→ **EXERCISE GOAL**
Transcribe all the records exactly and omit any images they hold.

***

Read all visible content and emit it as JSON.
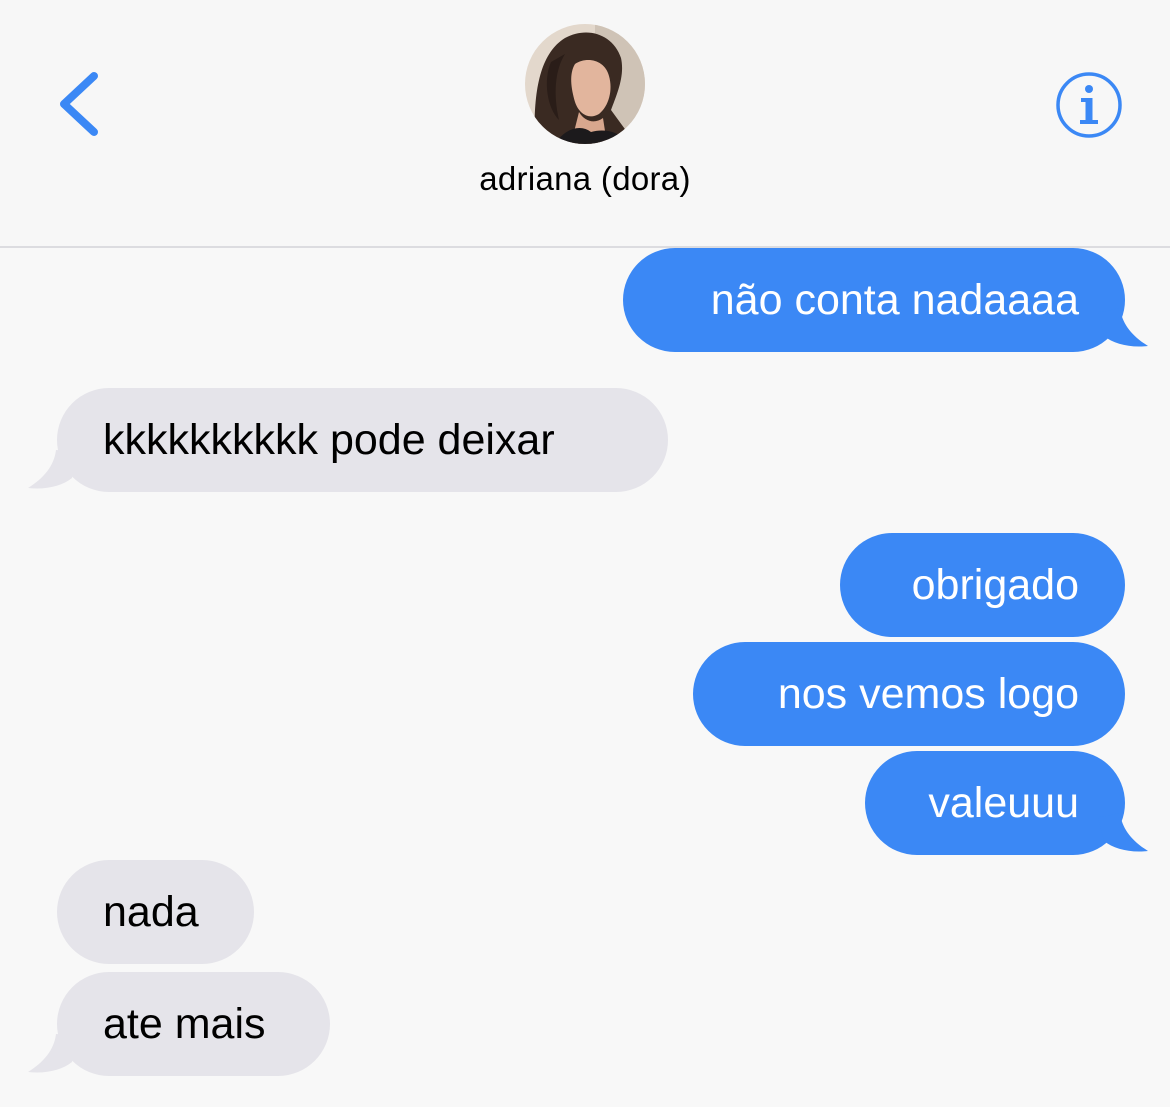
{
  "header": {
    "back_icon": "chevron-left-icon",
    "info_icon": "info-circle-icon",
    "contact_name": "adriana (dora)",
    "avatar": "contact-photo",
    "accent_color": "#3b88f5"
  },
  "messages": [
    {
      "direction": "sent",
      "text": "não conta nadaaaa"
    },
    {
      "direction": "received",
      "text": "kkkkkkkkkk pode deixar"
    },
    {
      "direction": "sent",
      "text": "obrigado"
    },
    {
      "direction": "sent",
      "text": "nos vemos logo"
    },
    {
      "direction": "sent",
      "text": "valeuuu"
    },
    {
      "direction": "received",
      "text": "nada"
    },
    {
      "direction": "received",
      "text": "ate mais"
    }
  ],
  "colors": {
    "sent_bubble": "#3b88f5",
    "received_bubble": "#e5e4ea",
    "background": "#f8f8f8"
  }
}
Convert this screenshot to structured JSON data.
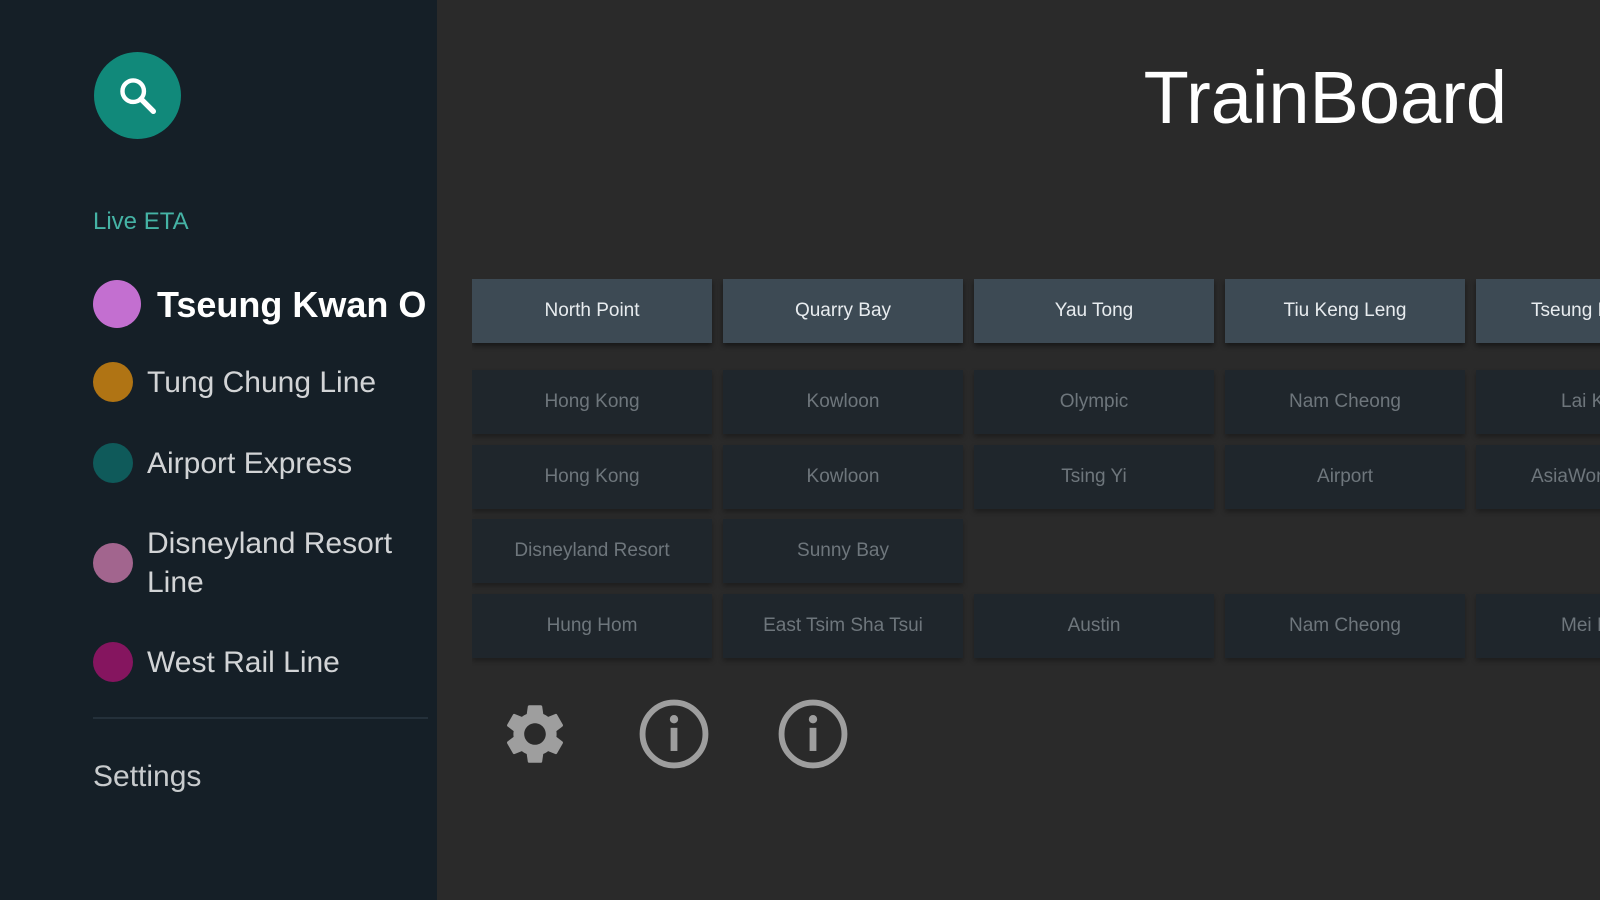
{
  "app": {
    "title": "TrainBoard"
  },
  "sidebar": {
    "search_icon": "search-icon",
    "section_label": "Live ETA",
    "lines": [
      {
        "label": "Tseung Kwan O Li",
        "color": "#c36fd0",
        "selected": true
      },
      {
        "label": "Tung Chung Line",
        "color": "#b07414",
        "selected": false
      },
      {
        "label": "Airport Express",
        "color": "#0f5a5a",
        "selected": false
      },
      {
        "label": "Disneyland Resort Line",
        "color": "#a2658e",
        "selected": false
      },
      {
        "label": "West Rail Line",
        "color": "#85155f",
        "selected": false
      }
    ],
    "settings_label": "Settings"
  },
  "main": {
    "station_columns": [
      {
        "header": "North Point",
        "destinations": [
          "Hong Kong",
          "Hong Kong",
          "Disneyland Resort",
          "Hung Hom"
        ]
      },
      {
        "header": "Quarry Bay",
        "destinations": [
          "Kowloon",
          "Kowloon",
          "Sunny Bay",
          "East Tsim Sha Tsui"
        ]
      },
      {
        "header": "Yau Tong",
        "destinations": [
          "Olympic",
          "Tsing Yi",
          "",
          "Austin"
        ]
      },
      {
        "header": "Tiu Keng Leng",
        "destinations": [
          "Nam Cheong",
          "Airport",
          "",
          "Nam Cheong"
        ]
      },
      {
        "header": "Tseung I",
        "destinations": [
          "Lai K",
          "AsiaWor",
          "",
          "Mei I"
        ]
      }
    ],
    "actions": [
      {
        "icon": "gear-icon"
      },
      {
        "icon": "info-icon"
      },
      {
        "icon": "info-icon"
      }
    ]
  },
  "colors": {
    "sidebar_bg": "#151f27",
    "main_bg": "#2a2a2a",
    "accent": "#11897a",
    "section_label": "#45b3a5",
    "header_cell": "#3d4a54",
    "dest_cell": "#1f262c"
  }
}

***

→ **RESULT**
Read all visible content and emit it as JSON.
{
  "header": {
    "back_icon": "chevron-left-icon",
    "info_icon": "info-circle-icon",
    "contact_name": "adriana (dora)",
    "avatar": "contact-photo",
    "accent_color": "#3b88f5"
  },
  "messages": [
    {
      "direction": "sent",
      "text": "não conta nadaaaa"
    },
    {
      "direction": "received",
      "text": "kkkkkkkkkk pode deixar"
    },
    {
      "direction": "sent",
      "text": "obrigado"
    },
    {
      "direction": "sent",
      "text": "nos vemos logo"
    },
    {
      "direction": "sent",
      "text": "valeuuu"
    },
    {
      "direction": "received",
      "text": "nada"
    },
    {
      "direction": "received",
      "text": "ate mais"
    }
  ],
  "colors": {
    "sent_bubble": "#3b88f5",
    "received_bubble": "#e5e4ea",
    "background": "#f8f8f8"
  }
}
Convert this screenshot to structured JSON data.
{
  "app": {
    "title": "TrainBoard"
  },
  "sidebar": {
    "search_icon": "search-icon",
    "section_label": "Live ETA",
    "lines": [
      {
        "label": "Tseung Kwan O Li",
        "color": "#c36fd0",
        "selected": true
      },
      {
        "label": "Tung Chung Line",
        "color": "#b07414",
        "selected": false
      },
      {
        "label": "Airport Express",
        "color": "#0f5a5a",
        "selected": false
      },
      {
        "label": "Disneyland Resort Line",
        "color": "#a2658e",
        "selected": false
      },
      {
        "label": "West Rail Line",
        "color": "#85155f",
        "selected": false
      }
    ],
    "settings_label": "Settings"
  },
  "main": {
    "station_columns": [
      {
        "header": "North Point",
        "destinations": [
          "Hong Kong",
          "Hong Kong",
          "Disneyland Resort",
          "Hung Hom"
        ]
      },
      {
        "header": "Quarry Bay",
        "destinations": [
          "Kowloon",
          "Kowloon",
          "Sunny Bay",
          "East Tsim Sha Tsui"
        ]
      },
      {
        "header": "Yau Tong",
        "destinations": [
          "Olympic",
          "Tsing Yi",
          "",
          "Austin"
        ]
      },
      {
        "header": "Tiu Keng Leng",
        "destinations": [
          "Nam Cheong",
          "Airport",
          "",
          "Nam Cheong"
        ]
      },
      {
        "header": "Tseung I",
        "destinations": [
          "Lai K",
          "AsiaWor",
          "",
          "Mei I"
        ]
      }
    ],
    "actions": [
      {
        "icon": "gear-icon"
      },
      {
        "icon": "info-icon"
      },
      {
        "icon": "info-icon"
      }
    ]
  },
  "colors": {
    "sidebar_bg": "#151f27",
    "main_bg": "#2a2a2a",
    "accent": "#11897a",
    "section_label": "#45b3a5",
    "header_cell": "#3d4a54",
    "dest_cell": "#1f262c"
  }
}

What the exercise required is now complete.